### What this task involves
Transcribe the lines below verbatim, skipping the images.

### Supplied material
==========

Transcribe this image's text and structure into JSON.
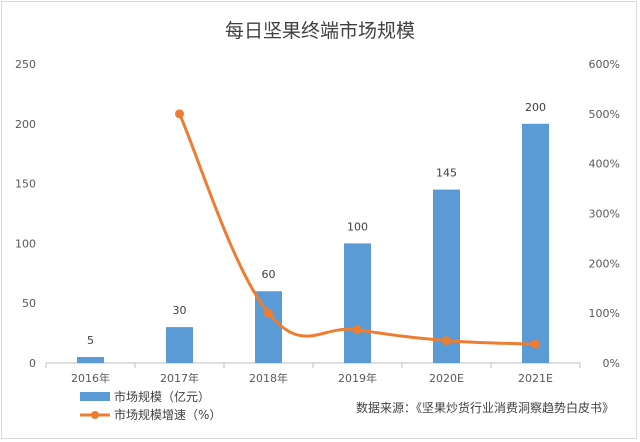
{
  "chart_data": {
    "type": "bar",
    "title": "每日坚果终端市场规模",
    "categories": [
      "2016年",
      "2017年",
      "2018年",
      "2019年",
      "2020E",
      "2021E"
    ],
    "series": [
      {
        "name": "市场规模（亿元）",
        "type": "bar",
        "axis": "left",
        "color": "#5b9bd5",
        "values": [
          5,
          30,
          60,
          100,
          145,
          200
        ],
        "data_labels": [
          "5",
          "30",
          "60",
          "100",
          "145",
          "200"
        ]
      },
      {
        "name": "市场规模增速（%）",
        "type": "line",
        "axis": "right",
        "color": "#ed7d31",
        "values": [
          null,
          500,
          100,
          66.7,
          45,
          38
        ]
      }
    ],
    "y_left": {
      "min": 0,
      "max": 250,
      "ticks": [
        0,
        50,
        100,
        150,
        200,
        250
      ],
      "tick_labels": [
        "0",
        "50",
        "100",
        "150",
        "200",
        "250"
      ]
    },
    "y_right": {
      "min": 0,
      "max": 600,
      "ticks": [
        0,
        100,
        200,
        300,
        400,
        500,
        600
      ],
      "tick_labels": [
        "0%",
        "100%",
        "200%",
        "300%",
        "400%",
        "500%",
        "600%"
      ]
    },
    "grid": false,
    "legend_position": "bottom-left",
    "source_note": "数据来源：《坚果炒货行业消费洞察趋势白皮书》"
  }
}
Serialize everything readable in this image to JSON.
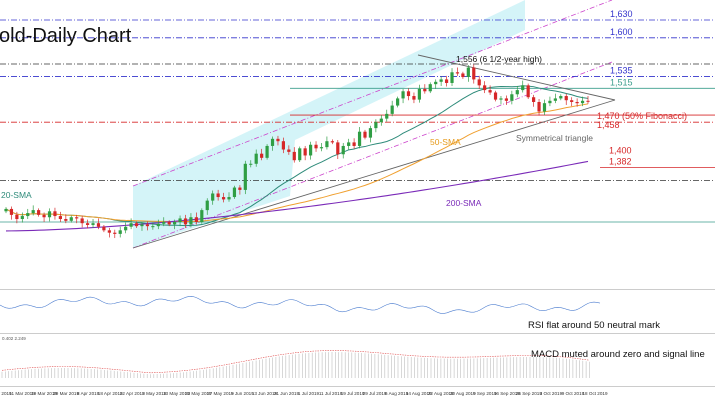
{
  "chart_data": {
    "type": "candlestick",
    "title": "old-Daily Chart",
    "price_axis_levels": [
      {
        "value": 1630,
        "label": "1,630",
        "color": "#3333cc",
        "line": "dashdot"
      },
      {
        "value": 1600,
        "label": "1,600",
        "color": "#3333cc",
        "line": "dashdot"
      },
      {
        "value": 1556,
        "label": "",
        "color": "#333333",
        "line": "dashdot"
      },
      {
        "value": 1535,
        "label": "1,535",
        "color": "#3333cc",
        "line": "dashdot"
      },
      {
        "value": 1515,
        "label": "1,515",
        "color": "#3a9d8c",
        "line": "solid"
      },
      {
        "value": 1470,
        "label": "1,470 (50% Fibonacci)",
        "color": "#d62728",
        "line": "solid"
      },
      {
        "value": 1458,
        "label": "1,458",
        "color": "#d62728",
        "line": "dashdot"
      },
      {
        "value": 1400,
        "label": "1,400",
        "color": "#d62728",
        "line": "none"
      },
      {
        "value": 1382,
        "label": "1,382",
        "color": "#d62728",
        "line": "solid"
      },
      {
        "value": 1360,
        "label": "",
        "color": "#333333",
        "line": "dashdot"
      },
      {
        "value": 1290,
        "label": "",
        "color": "#3a9d8c",
        "line": "solid"
      }
    ],
    "annotations": {
      "peak": "1,556 (6 1/2-year high)",
      "triangle": "Symmetrical triangle",
      "sma20": "20-SMA",
      "sma50": "50-SMA",
      "sma200": "200-SMA",
      "rsi_note": "RSI flat around 50 neutral mark",
      "macd_note": "MACD muted around zero and signal line",
      "macd_values": "0.402 2.249"
    },
    "x_tick_labels": [
      "1 Mar 2019",
      "11 Mar 2019",
      "19 Mar 2019",
      "29 Mar 2019",
      "8 Apr 2019",
      "18 Apr 2019",
      "22 Apr 2019",
      "3 May 2019",
      "13 May 2019",
      "23 May 2019",
      "27 May 2019",
      "5 Jun 2019",
      "13 Jun 2019",
      "21 Jun 2019",
      "1 Jul 2019",
      "11 Jul 2019",
      "19 Jul 2019",
      "29 Jul 2019",
      "6 Aug 2019",
      "14 Aug 2019",
      "22 Aug 2019",
      "30 Aug 2019",
      "9 Sep 2019",
      "16 Sep 2019",
      "26 Sep 2019",
      "3 Oct 2019",
      "9 Oct 2019",
      "18 Oct 2019"
    ],
    "close_prices": [
      1312,
      1302,
      1295,
      1300,
      1305,
      1310,
      1302,
      1298,
      1308,
      1300,
      1295,
      1292,
      1298,
      1296,
      1288,
      1285,
      1288,
      1282,
      1276,
      1272,
      1270,
      1276,
      1282,
      1288,
      1283,
      1286,
      1283,
      1283,
      1287,
      1290,
      1286,
      1290,
      1296,
      1286,
      1298,
      1290,
      1310,
      1326,
      1338,
      1332,
      1328,
      1332,
      1348,
      1344,
      1388,
      1388,
      1405,
      1398,
      1418,
      1430,
      1426,
      1412,
      1408,
      1394,
      1414,
      1402,
      1420,
      1414,
      1416,
      1426,
      1424,
      1404,
      1418,
      1424,
      1418,
      1442,
      1432,
      1448,
      1458,
      1464,
      1472,
      1486,
      1498,
      1510,
      1502,
      1496,
      1514,
      1510,
      1522,
      1526,
      1530,
      1524,
      1542,
      1540,
      1534,
      1550,
      1530,
      1520,
      1512,
      1508,
      1496,
      1498,
      1494,
      1505,
      1512,
      1520,
      1500,
      1492,
      1476,
      1490,
      1494,
      1498,
      1502,
      1495,
      1492,
      1490,
      1494,
      1493
    ]
  }
}
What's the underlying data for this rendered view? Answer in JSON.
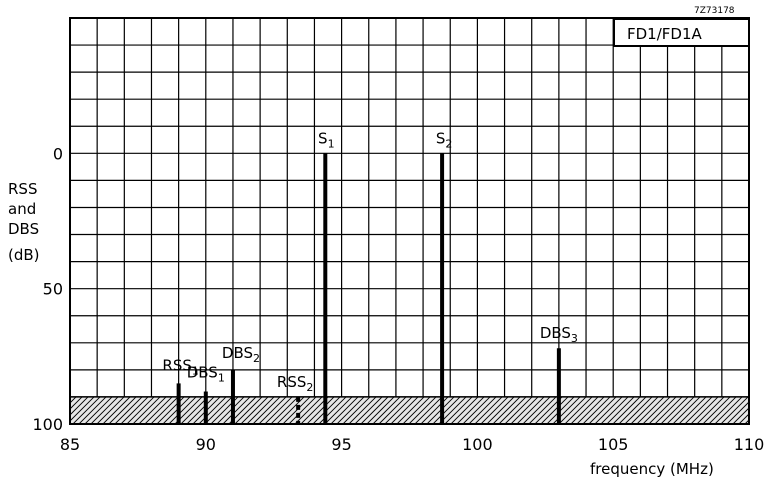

==========

### Correct result
Transcribe this image's text and structure into JSON.
{
  "chart_data": {
    "type": "bar",
    "title": "每日坚果终端市场规模",
    "categories": [
      "2016年",
      "2017年",
      "2018年",
      "2019年",
      "2020E",
      "2021E"
    ],
    "series": [
      {
        "name": "市场规模（亿元）",
        "type": "bar",
        "axis": "left",
        "color": "#5b9bd5",
        "values": [
          5,
          30,
          60,
          100,
          145,
          200
        ],
        "data_labels": [
          "5",
          "30",
          "60",
          "100",
          "145",
          "200"
        ]
      },
      {
        "name": "市场规模增速（%）",
        "type": "line",
        "axis": "right",
        "color": "#ed7d31",
        "values": [
          null,
          500,
          100,
          66.7,
          45,
          38
        ]
      }
    ],
    "y_left": {
      "min": 0,
      "max": 250,
      "ticks": [
        0,
        50,
        100,
        150,
        200,
        250
      ],
      "tick_labels": [
        "0",
        "50",
        "100",
        "150",
        "200",
        "250"
      ]
    },
    "y_right": {
      "min": 0,
      "max": 600,
      "ticks": [
        0,
        100,
        200,
        300,
        400,
        500,
        600
      ],
      "tick_labels": [
        "0%",
        "100%",
        "200%",
        "300%",
        "400%",
        "500%",
        "600%"
      ]
    },
    "grid": false,
    "legend_position": "bottom-left",
    "source_note": "数据来源：《坚果炒货行业消费洞察趋势白皮书》"
  }
}
Serialize everything readable in this image to JSON.
{
  "chart_data": {
    "type": "candlestick",
    "title": "old-Daily Chart",
    "price_axis_levels": [
      {
        "value": 1630,
        "label": "1,630",
        "color": "#3333cc",
        "line": "dashdot"
      },
      {
        "value": 1600,
        "label": "1,600",
        "color": "#3333cc",
        "line": "dashdot"
      },
      {
        "value": 1556,
        "label": "",
        "color": "#333333",
        "line": "dashdot"
      },
      {
        "value": 1535,
        "label": "1,535",
        "color": "#3333cc",
        "line": "dashdot"
      },
      {
        "value": 1515,
        "label": "1,515",
        "color": "#3a9d8c",
        "line": "solid"
      },
      {
        "value": 1470,
        "label": "1,470 (50% Fibonacci)",
        "color": "#d62728",
        "line": "solid"
      },
      {
        "value": 1458,
        "label": "1,458",
        "color": "#d62728",
        "line": "dashdot"
      },
      {
        "value": 1400,
        "label": "1,400",
        "color": "#d62728",
        "line": "none"
      },
      {
        "value": 1382,
        "label": "1,382",
        "color": "#d62728",
        "line": "solid"
      },
      {
        "value": 1360,
        "label": "",
        "color": "#333333",
        "line": "dashdot"
      },
      {
        "value": 1290,
        "label": "",
        "color": "#3a9d8c",
        "line": "solid"
      }
    ],
    "annotations": {
      "peak": "1,556 (6 1/2-year high)",
      "triangle": "Symmetrical triangle",
      "sma20": "20-SMA",
      "sma50": "50-SMA",
      "sma200": "200-SMA",
      "rsi_note": "RSI flat around 50 neutral mark",
      "macd_note": "MACD muted around zero and signal line",
      "macd_values": "0.402 2.249"
    },
    "x_tick_labels": [
      "1 Mar 2019",
      "11 Mar 2019",
      "19 Mar 2019",
      "29 Mar 2019",
      "8 Apr 2019",
      "18 Apr 2019",
      "22 Apr 2019",
      "3 May 2019",
      "13 May 2019",
      "23 May 2019",
      "27 May 2019",
      "5 Jun 2019",
      "13 Jun 2019",
      "21 Jun 2019",
      "1 Jul 2019",
      "11 Jul 2019",
      "19 Jul 2019",
      "29 Jul 2019",
      "6 Aug 2019",
      "14 Aug 2019",
      "22 Aug 2019",
      "30 Aug 2019",
      "9 Sep 2019",
      "16 Sep 2019",
      "26 Sep 2019",
      "3 Oct 2019",
      "9 Oct 2019",
      "18 Oct 2019"
    ],
    "close_prices": [
      1312,
      1302,
      1295,
      1300,
      1305,
      1310,
      1302,
      1298,
      1308,
      1300,
      1295,
      1292,
      1298,
      1296,
      1288,
      1285,
      1288,
      1282,
      1276,
      1272,
      1270,
      1276,
      1282,
      1288,
      1283,
      1286,
      1283,
      1283,
      1287,
      1290,
      1286,
      1290,
      1296,
      1286,
      1298,
      1290,
      1310,
      1326,
      1338,
      1332,
      1328,
      1332,
      1348,
      1344,
      1388,
      1388,
      1405,
      1398,
      1418,
      1430,
      1426,
      1412,
      1408,
      1394,
      1414,
      1402,
      1420,
      1414,
      1416,
      1426,
      1424,
      1404,
      1418,
      1424,
      1418,
      1442,
      1432,
      1448,
      1458,
      1464,
      1472,
      1486,
      1498,
      1510,
      1502,
      1496,
      1514,
      1510,
      1522,
      1526,
      1530,
      1524,
      1542,
      1540,
      1534,
      1550,
      1530,
      1520,
      1512,
      1508,
      1496,
      1498,
      1494,
      1505,
      1512,
      1520,
      1500,
      1492,
      1476,
      1490,
      1494,
      1498,
      1502,
      1495,
      1492,
      1490,
      1494,
      1493
    ]
  }
}
What's the underlying data for this rendered view? Answer in JSON.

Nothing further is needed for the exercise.